CHALLENGE
Write out the records beneath this line exactly as they appear, minus any images.

(Lines of data)
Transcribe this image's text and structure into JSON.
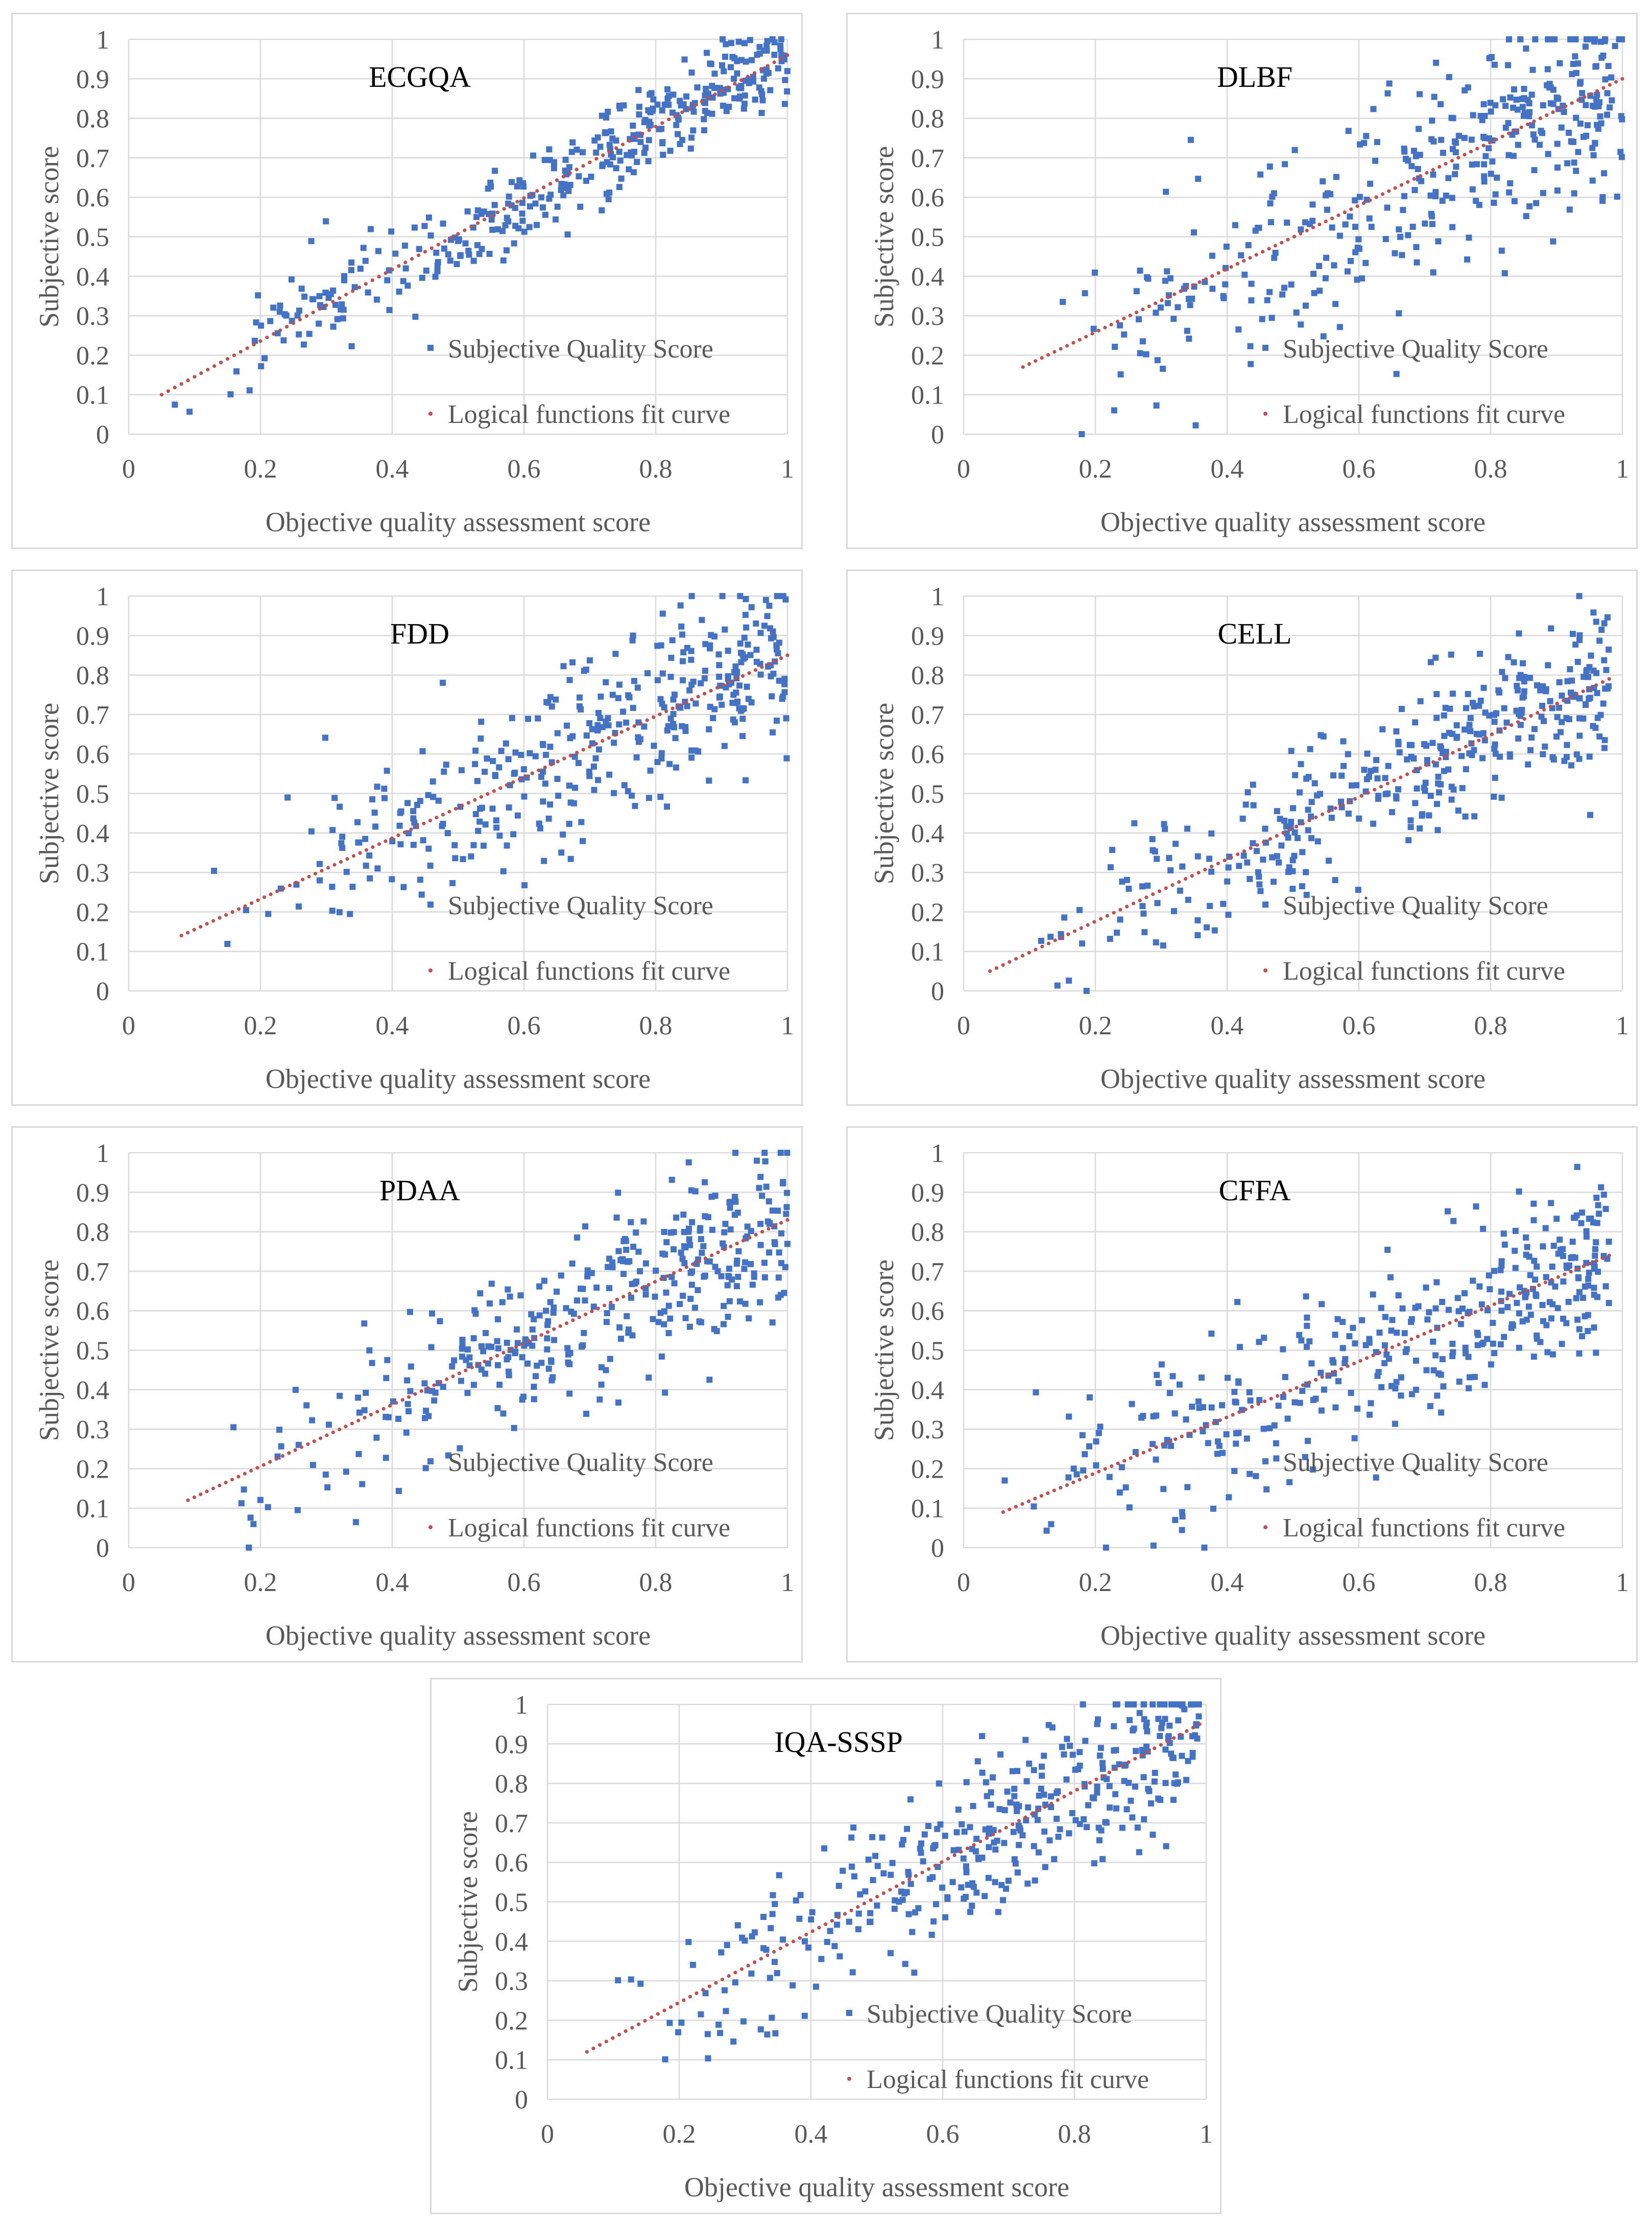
{
  "colors": {
    "points": "#4472c4",
    "fit": "#c0504d",
    "grid": "#d9d9d9",
    "text": "#595959"
  },
  "chart_data": [
    {
      "id": "p0",
      "type": "scatter",
      "title": "ECGQA",
      "xlabel": "Objective quality assessment score",
      "ylabel": "Subjective score",
      "xlim": [
        0,
        1
      ],
      "ylim": [
        0,
        1
      ],
      "xticks": [
        "0",
        "0.2",
        "0.4",
        "0.6",
        "0.8",
        "1"
      ],
      "yticks": [
        "0",
        "0.1",
        "0.2",
        "0.3",
        "0.4",
        "0.5",
        "0.6",
        "0.7",
        "0.8",
        "0.9",
        "1"
      ],
      "legend": [
        "Subjective Quality Score",
        "Logical functions fit curve"
      ],
      "legend_position": "bottom-right",
      "xrange": [
        0.05,
        1.0
      ],
      "fit": [
        0.1,
        0.96
      ],
      "noise": 0.06,
      "n": 380,
      "seed": 11
    },
    {
      "id": "p1",
      "type": "scatter",
      "title": "DLBF",
      "xlabel": "Objective quality assessment score",
      "ylabel": "Subjective score",
      "xlim": [
        0,
        1
      ],
      "ylim": [
        0,
        1
      ],
      "xticks": [
        "0",
        "0.2",
        "0.4",
        "0.6",
        "0.8",
        "1"
      ],
      "yticks": [
        "0",
        "0.1",
        "0.2",
        "0.3",
        "0.4",
        "0.5",
        "0.6",
        "0.7",
        "0.8",
        "0.9",
        "1"
      ],
      "legend": [
        "Subjective Quality Score",
        "Logical functions fit curve"
      ],
      "legend_position": "bottom-right",
      "xrange": [
        0.09,
        1.0
      ],
      "fit": [
        0.17,
        0.9
      ],
      "noise": 0.13,
      "n": 380,
      "seed": 23
    },
    {
      "id": "p2",
      "type": "scatter",
      "title": "FDD",
      "xlabel": "Objective quality assessment score",
      "ylabel": "Subjective score",
      "xlim": [
        0,
        1
      ],
      "ylim": [
        0,
        1
      ],
      "xticks": [
        "0",
        "0.2",
        "0.4",
        "0.6",
        "0.8",
        "1"
      ],
      "yticks": [
        "0",
        "0.1",
        "0.2",
        "0.3",
        "0.4",
        "0.5",
        "0.6",
        "0.7",
        "0.8",
        "0.9",
        "1"
      ],
      "legend": [
        "Subjective Quality Score",
        "Logical functions fit curve"
      ],
      "legend_position": "bottom-right",
      "xrange": [
        0.08,
        1.0
      ],
      "fit": [
        0.14,
        0.85
      ],
      "noise": 0.11,
      "n": 380,
      "seed": 37
    },
    {
      "id": "p3",
      "type": "scatter",
      "title": "CELL",
      "xlabel": "Objective quality assessment score",
      "ylabel": "Subjective score",
      "xlim": [
        0,
        1
      ],
      "ylim": [
        0,
        1
      ],
      "xticks": [
        "0",
        "0.2",
        "0.4",
        "0.6",
        "0.8",
        "1"
      ],
      "yticks": [
        "0",
        "0.1",
        "0.2",
        "0.3",
        "0.4",
        "0.5",
        "0.6",
        "0.7",
        "0.8",
        "0.9",
        "1"
      ],
      "legend": [
        "Subjective Quality Score",
        "Logical functions fit curve"
      ],
      "legend_position": "bottom-right",
      "xrange": [
        0.04,
        0.98
      ],
      "fit": [
        0.05,
        0.79
      ],
      "noise": 0.1,
      "n": 380,
      "seed": 41
    },
    {
      "id": "p4",
      "type": "scatter",
      "title": "PDAA",
      "xlabel": "Objective quality assessment score",
      "ylabel": "Subjective score",
      "xlim": [
        0,
        1
      ],
      "ylim": [
        0,
        1
      ],
      "xticks": [
        "0",
        "0.2",
        "0.4",
        "0.6",
        "0.8",
        "1"
      ],
      "yticks": [
        "0",
        "0.1",
        "0.2",
        "0.3",
        "0.4",
        "0.5",
        "0.6",
        "0.7",
        "0.8",
        "0.9",
        "1"
      ],
      "legend": [
        "Subjective Quality Score",
        "Logical functions fit curve"
      ],
      "legend_position": "bottom-right",
      "xrange": [
        0.09,
        1.0
      ],
      "fit": [
        0.12,
        0.83
      ],
      "noise": 0.11,
      "n": 380,
      "seed": 53
    },
    {
      "id": "p5",
      "type": "scatter",
      "title": "CFFA",
      "xlabel": "Objective quality assessment score",
      "ylabel": "Subjective score",
      "xlim": [
        0,
        1
      ],
      "ylim": [
        0,
        1
      ],
      "xticks": [
        "0",
        "0.2",
        "0.4",
        "0.6",
        "0.8",
        "1"
      ],
      "yticks": [
        "0",
        "0.1",
        "0.2",
        "0.3",
        "0.4",
        "0.5",
        "0.6",
        "0.7",
        "0.8",
        "0.9",
        "1"
      ],
      "legend": [
        "Subjective Quality Score",
        "Logical functions fit curve"
      ],
      "legend_position": "bottom-right",
      "xrange": [
        0.06,
        0.98
      ],
      "fit": [
        0.09,
        0.74
      ],
      "noise": 0.1,
      "n": 380,
      "seed": 67
    },
    {
      "id": "p6",
      "type": "scatter",
      "title": "IQA-SSSP",
      "xlabel": "Objective quality assessment score",
      "ylabel": "Subjective score",
      "xlim": [
        0,
        1
      ],
      "ylim": [
        0,
        1
      ],
      "xticks": [
        "0",
        "0.2",
        "0.4",
        "0.6",
        "0.8",
        "1"
      ],
      "yticks": [
        "0",
        "0.1",
        "0.2",
        "0.3",
        "0.4",
        "0.5",
        "0.6",
        "0.7",
        "0.8",
        "0.9",
        "1"
      ],
      "legend": [
        "Subjective Quality Score",
        "Logical functions fit curve"
      ],
      "legend_position": "bottom-right",
      "xrange": [
        0.06,
        0.99
      ],
      "fit": [
        0.12,
        0.95
      ],
      "noise": 0.1,
      "n": 380,
      "seed": 79
    }
  ]
}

EXERCISE SOLUTION
Transcribe this image's text and structure into JSON.
{
  "colors": {
    "points": "#4472c4",
    "fit": "#c0504d",
    "grid": "#d9d9d9",
    "text": "#595959"
  },
  "chart_data": [
    {
      "id": "p0",
      "type": "scatter",
      "title": "ECGQA",
      "xlabel": "Objective quality assessment score",
      "ylabel": "Subjective score",
      "xlim": [
        0,
        1
      ],
      "ylim": [
        0,
        1
      ],
      "xticks": [
        "0",
        "0.2",
        "0.4",
        "0.6",
        "0.8",
        "1"
      ],
      "yticks": [
        "0",
        "0.1",
        "0.2",
        "0.3",
        "0.4",
        "0.5",
        "0.6",
        "0.7",
        "0.8",
        "0.9",
        "1"
      ],
      "legend": [
        "Subjective Quality Score",
        "Logical functions fit curve"
      ],
      "legend_position": "bottom-right",
      "xrange": [
        0.05,
        1.0
      ],
      "fit": [
        0.1,
        0.96
      ],
      "noise": 0.06,
      "n": 380,
      "seed": 11
    },
    {
      "id": "p1",
      "type": "scatter",
      "title": "DLBF",
      "xlabel": "Objective quality assessment score",
      "ylabel": "Subjective score",
      "xlim": [
        0,
        1
      ],
      "ylim": [
        0,
        1
      ],
      "xticks": [
        "0",
        "0.2",
        "0.4",
        "0.6",
        "0.8",
        "1"
      ],
      "yticks": [
        "0",
        "0.1",
        "0.2",
        "0.3",
        "0.4",
        "0.5",
        "0.6",
        "0.7",
        "0.8",
        "0.9",
        "1"
      ],
      "legend": [
        "Subjective Quality Score",
        "Logical functions fit curve"
      ],
      "legend_position": "bottom-right",
      "xrange": [
        0.09,
        1.0
      ],
      "fit": [
        0.17,
        0.9
      ],
      "noise": 0.13,
      "n": 380,
      "seed": 23
    },
    {
      "id": "p2",
      "type": "scatter",
      "title": "FDD",
      "xlabel": "Objective quality assessment score",
      "ylabel": "Subjective score",
      "xlim": [
        0,
        1
      ],
      "ylim": [
        0,
        1
      ],
      "xticks": [
        "0",
        "0.2",
        "0.4",
        "0.6",
        "0.8",
        "1"
      ],
      "yticks": [
        "0",
        "0.1",
        "0.2",
        "0.3",
        "0.4",
        "0.5",
        "0.6",
        "0.7",
        "0.8",
        "0.9",
        "1"
      ],
      "legend": [
        "Subjective Quality Score",
        "Logical functions fit curve"
      ],
      "legend_position": "bottom-right",
      "xrange": [
        0.08,
        1.0
      ],
      "fit": [
        0.14,
        0.85
      ],
      "noise": 0.11,
      "n": 380,
      "seed": 37
    },
    {
      "id": "p3",
      "type": "scatter",
      "title": "CELL",
      "xlabel": "Objective quality assessment score",
      "ylabel": "Subjective score",
      "xlim": [
        0,
        1
      ],
      "ylim": [
        0,
        1
      ],
      "xticks": [
        "0",
        "0.2",
        "0.4",
        "0.6",
        "0.8",
        "1"
      ],
      "yticks": [
        "0",
        "0.1",
        "0.2",
        "0.3",
        "0.4",
        "0.5",
        "0.6",
        "0.7",
        "0.8",
        "0.9",
        "1"
      ],
      "legend": [
        "Subjective Quality Score",
        "Logical functions fit curve"
      ],
      "legend_position": "bottom-right",
      "xrange": [
        0.04,
        0.98
      ],
      "fit": [
        0.05,
        0.79
      ],
      "noise": 0.1,
      "n": 380,
      "seed": 41
    },
    {
      "id": "p4",
      "type": "scatter",
      "title": "PDAA",
      "xlabel": "Objective quality assessment score",
      "ylabel": "Subjective score",
      "xlim": [
        0,
        1
      ],
      "ylim": [
        0,
        1
      ],
      "xticks": [
        "0",
        "0.2",
        "0.4",
        "0.6",
        "0.8",
        "1"
      ],
      "yticks": [
        "0",
        "0.1",
        "0.2",
        "0.3",
        "0.4",
        "0.5",
        "0.6",
        "0.7",
        "0.8",
        "0.9",
        "1"
      ],
      "legend": [
        "Subjective Quality Score",
        "Logical functions fit curve"
      ],
      "legend_position": "bottom-right",
      "xrange": [
        0.09,
        1.0
      ],
      "fit": [
        0.12,
        0.83
      ],
      "noise": 0.11,
      "n": 380,
      "seed": 53
    },
    {
      "id": "p5",
      "type": "scatter",
      "title": "CFFA",
      "xlabel": "Objective quality assessment score",
      "ylabel": "Subjective score",
      "xlim": [
        0,
        1
      ],
      "ylim": [
        0,
        1
      ],
      "xticks": [
        "0",
        "0.2",
        "0.4",
        "0.6",
        "0.8",
        "1"
      ],
      "yticks": [
        "0",
        "0.1",
        "0.2",
        "0.3",
        "0.4",
        "0.5",
        "0.6",
        "0.7",
        "0.8",
        "0.9",
        "1"
      ],
      "legend": [
        "Subjective Quality Score",
        "Logical functions fit curve"
      ],
      "legend_position": "bottom-right",
      "xrange": [
        0.06,
        0.98
      ],
      "fit": [
        0.09,
        0.74
      ],
      "noise": 0.1,
      "n": 380,
      "seed": 67
    },
    {
      "id": "p6",
      "type": "scatter",
      "title": "IQA-SSSP",
      "xlabel": "Objective quality assessment score",
      "ylabel": "Subjective score",
      "xlim": [
        0,
        1
      ],
      "ylim": [
        0,
        1
      ],
      "xticks": [
        "0",
        "0.2",
        "0.4",
        "0.6",
        "0.8",
        "1"
      ],
      "yticks": [
        "0",
        "0.1",
        "0.2",
        "0.3",
        "0.4",
        "0.5",
        "0.6",
        "0.7",
        "0.8",
        "0.9",
        "1"
      ],
      "legend": [
        "Subjective Quality Score",
        "Logical functions fit curve"
      ],
      "legend_position": "bottom-right",
      "xrange": [
        0.06,
        0.99
      ],
      "fit": [
        0.12,
        0.95
      ],
      "noise": 0.1,
      "n": 380,
      "seed": 79
    }
  ]
}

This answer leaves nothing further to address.